▸ What the exercise asks:
What follows is a listing; give it again exactly, in its entirety.

Records excerpted from a collection:
==========
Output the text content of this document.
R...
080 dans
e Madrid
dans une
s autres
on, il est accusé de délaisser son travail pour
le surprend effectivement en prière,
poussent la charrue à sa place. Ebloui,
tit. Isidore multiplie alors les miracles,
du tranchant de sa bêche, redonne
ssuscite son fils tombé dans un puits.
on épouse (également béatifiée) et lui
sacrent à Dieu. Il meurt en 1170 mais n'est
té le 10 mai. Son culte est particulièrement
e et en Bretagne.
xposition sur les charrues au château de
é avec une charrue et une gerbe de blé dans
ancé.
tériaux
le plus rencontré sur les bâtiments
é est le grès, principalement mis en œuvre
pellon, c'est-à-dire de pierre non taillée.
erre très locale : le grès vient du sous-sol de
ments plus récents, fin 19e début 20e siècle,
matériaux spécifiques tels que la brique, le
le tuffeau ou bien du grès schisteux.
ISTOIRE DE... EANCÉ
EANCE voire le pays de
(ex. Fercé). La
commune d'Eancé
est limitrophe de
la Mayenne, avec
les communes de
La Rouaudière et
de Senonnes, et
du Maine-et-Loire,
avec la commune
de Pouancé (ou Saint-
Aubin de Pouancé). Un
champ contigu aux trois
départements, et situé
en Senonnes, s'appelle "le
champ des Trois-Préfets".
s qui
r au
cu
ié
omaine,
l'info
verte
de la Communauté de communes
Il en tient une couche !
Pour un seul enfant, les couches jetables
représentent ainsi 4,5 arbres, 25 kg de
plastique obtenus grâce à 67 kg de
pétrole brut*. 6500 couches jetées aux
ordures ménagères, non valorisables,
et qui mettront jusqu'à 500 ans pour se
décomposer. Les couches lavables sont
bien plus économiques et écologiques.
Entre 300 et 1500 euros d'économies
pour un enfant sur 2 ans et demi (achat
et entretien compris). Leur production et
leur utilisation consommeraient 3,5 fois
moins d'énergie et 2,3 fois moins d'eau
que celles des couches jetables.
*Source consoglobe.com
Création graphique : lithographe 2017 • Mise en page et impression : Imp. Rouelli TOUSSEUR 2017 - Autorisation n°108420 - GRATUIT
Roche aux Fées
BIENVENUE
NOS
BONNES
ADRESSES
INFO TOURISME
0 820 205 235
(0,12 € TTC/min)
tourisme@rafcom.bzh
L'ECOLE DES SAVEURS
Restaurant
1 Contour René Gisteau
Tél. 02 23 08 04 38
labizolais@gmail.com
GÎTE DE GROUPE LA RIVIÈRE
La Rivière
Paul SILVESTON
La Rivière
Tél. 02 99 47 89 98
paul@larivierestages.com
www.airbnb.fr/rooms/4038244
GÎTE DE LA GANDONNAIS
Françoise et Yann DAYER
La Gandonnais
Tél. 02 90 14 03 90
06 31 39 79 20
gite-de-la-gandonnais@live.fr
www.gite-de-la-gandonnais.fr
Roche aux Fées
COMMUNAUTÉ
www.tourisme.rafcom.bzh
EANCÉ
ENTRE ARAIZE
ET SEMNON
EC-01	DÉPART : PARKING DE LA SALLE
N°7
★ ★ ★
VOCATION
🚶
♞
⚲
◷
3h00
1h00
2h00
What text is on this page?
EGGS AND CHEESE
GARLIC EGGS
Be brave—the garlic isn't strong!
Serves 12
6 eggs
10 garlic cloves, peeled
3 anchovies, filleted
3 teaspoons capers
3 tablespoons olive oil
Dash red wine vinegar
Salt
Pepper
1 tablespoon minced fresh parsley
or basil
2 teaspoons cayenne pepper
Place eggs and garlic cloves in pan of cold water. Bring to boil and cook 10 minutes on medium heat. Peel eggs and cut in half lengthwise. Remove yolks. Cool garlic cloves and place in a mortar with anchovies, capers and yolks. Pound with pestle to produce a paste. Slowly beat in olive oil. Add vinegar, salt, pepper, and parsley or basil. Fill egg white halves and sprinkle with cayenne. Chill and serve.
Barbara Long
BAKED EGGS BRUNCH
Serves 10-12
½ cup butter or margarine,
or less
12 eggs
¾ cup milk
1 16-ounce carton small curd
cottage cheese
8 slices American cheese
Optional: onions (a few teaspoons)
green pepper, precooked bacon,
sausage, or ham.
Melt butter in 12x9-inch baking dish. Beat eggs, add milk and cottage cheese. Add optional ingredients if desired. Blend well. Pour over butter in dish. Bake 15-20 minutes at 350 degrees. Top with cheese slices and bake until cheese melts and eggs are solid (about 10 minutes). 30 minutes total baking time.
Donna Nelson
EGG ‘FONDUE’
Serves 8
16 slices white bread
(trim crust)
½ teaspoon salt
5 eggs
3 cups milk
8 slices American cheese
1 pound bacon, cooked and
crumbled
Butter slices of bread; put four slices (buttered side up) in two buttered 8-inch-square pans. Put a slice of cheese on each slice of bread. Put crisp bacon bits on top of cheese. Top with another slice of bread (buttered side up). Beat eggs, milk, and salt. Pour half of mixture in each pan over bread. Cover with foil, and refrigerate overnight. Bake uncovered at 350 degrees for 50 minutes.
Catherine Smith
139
==========
▸ Solution to the problem:
Output the text content of this document.
R...
080 dans
e Madrid
dans une
s autres
on, il est accusé de délaisser son travail pour
le surprend effectivement en prière,
poussent la charrue à sa place. Ebloui,
tit. Isidore multiplie alors les miracles,
du tranchant de sa bêche, redonne
ssuscite son fils tombé dans un puits.
on épouse (également béatifiée) et lui
sacrent à Dieu. Il meurt en 1170 mais n'est
té le 10 mai. Son culte est particulièrement
e et en Bretagne.
xposition sur les charrues au château de
é avec une charrue et une gerbe de blé dans
ancé.
tériaux
le plus rencontré sur les bâtiments
é est le grès, principalement mis en œuvre
pellon, c'est-à-dire de pierre non taillée.
erre très locale : le grès vient du sous-sol de
ments plus récents, fin 19e début 20e siècle,
matériaux spécifiques tels que la brique, le
le tuffeau ou bien du grès schisteux.
ISTOIRE DE... EANCÉ
EANCE voire le pays de
(ex. Fercé). La
commune d'Eancé
est limitrophe de
la Mayenne, avec
les communes de
La Rouaudière et
de Senonnes, et
du Maine-et-Loire,
avec la commune
de Pouancé (ou Saint-
Aubin de Pouancé). Un
champ contigu aux trois
départements, et situé
en Senonnes, s'appelle "le
champ des Trois-Préfets".
s qui
r au
cu
ié
omaine,
l'info
verte
de la Communauté de communes
Il en tient une couche !
Pour un seul enfant, les couches jetables
représentent ainsi 4,5 arbres, 25 kg de
plastique obtenus grâce à 67 kg de
pétrole brut*. 6500 couches jetées aux
ordures ménagères, non valorisables,
et qui mettront jusqu'à 500 ans pour se
décomposer. Les couches lavables sont
bien plus économiques et écologiques.
Entre 300 et 1500 euros d'économies
pour un enfant sur 2 ans et demi (achat
et entretien compris). Leur production et
leur utilisation consommeraient 3,5 fois
moins d'énergie et 2,3 fois moins d'eau
que celles des couches jetables.
*Source consoglobe.com
Création graphique : lithographe 2017 • Mise en page et impression : Imp. Rouelli TOUSSEUR 2017 - Autorisation n°108420 - GRATUIT
Roche aux Fées
BIENVENUE
NOS
BONNES
ADRESSES
INFO TOURISME
0 820 205 235
(0,12 € TTC/min)
tourisme@rafcom.bzh
L'ECOLE DES SAVEURS
Restaurant
1 Contour René Gisteau
Tél. 02 23 08 04 38
labizolais@gmail.com
GÎTE DE GROUPE LA RIVIÈRE
La Rivière
Paul SILVESTON
La Rivière
Tél. 02 99 47 89 98
paul@larivierestages.com
www.airbnb.fr/rooms/4038244
GÎTE DE LA GANDONNAIS
Françoise et Yann DAYER
La Gandonnais
Tél. 02 90 14 03 90
06 31 39 79 20
gite-de-la-gandonnais@live.fr
www.gite-de-la-gandonnais.fr
Roche aux Fées
COMMUNAUTÉ
www.tourisme.rafcom.bzh
EANCÉ
ENTRE ARAIZE
ET SEMNON
EC-01	DÉPART : PARKING DE LA SALLE
N°7
★ ★ ★
VOCATION
🚶
♞
⚲
◷
3h00
1h00
2h00
What text is on this page?
EGGS AND CHEESE
GARLIC EGGS
Be brave—the garlic isn't strong!
Serves 12
6 eggs
10 garlic cloves, peeled
3 anchovies, filleted
3 teaspoons capers
3 tablespoons olive oil
Dash red wine vinegar
Salt
Pepper
1 tablespoon minced fresh parsley
or basil
2 teaspoons cayenne pepper
Place eggs and garlic cloves in pan of cold water. Bring to boil and cook 10 minutes on medium heat. Peel eggs and cut in half lengthwise. Remove yolks. Cool garlic cloves and place in a mortar with anchovies, capers and yolks. Pound with pestle to produce a paste. Slowly beat in olive oil. Add vinegar, salt, pepper, and parsley or basil. Fill egg white halves and sprinkle with cayenne. Chill and serve.
Barbara Long
BAKED EGGS BRUNCH
Serves 10-12
½ cup butter or margarine,
or less
12 eggs
¾ cup milk
1 16-ounce carton small curd
cottage cheese
8 slices American cheese
Optional: onions (a few teaspoons)
green pepper, precooked bacon,
sausage, or ham.
Melt butter in 12x9-inch baking dish. Beat eggs, add milk and cottage cheese. Add optional ingredients if desired. Blend well. Pour over butter in dish. Bake 15-20 minutes at 350 degrees. Top with cheese slices and bake until cheese melts and eggs are solid (about 10 minutes). 30 minutes total baking time.
Donna Nelson
EGG ‘FONDUE’
Serves 8
16 slices white bread
(trim crust)
½ teaspoon salt
5 eggs
3 cups milk
8 slices American cheese
1 pound bacon, cooked and
crumbled
Butter slices of bread; put four slices (buttered side up) in two buttered 8-inch-square pans. Put a slice of cheese on each slice of bread. Put crisp bacon bits on top of cheese. Top with another slice of bread (buttered side up). Beat eggs, milk, and salt. Pour half of mixture in each pan over bread. Cover with foil, and refrigerate overnight. Bake uncovered at 350 degrees for 50 minutes.
Catherine Smith
139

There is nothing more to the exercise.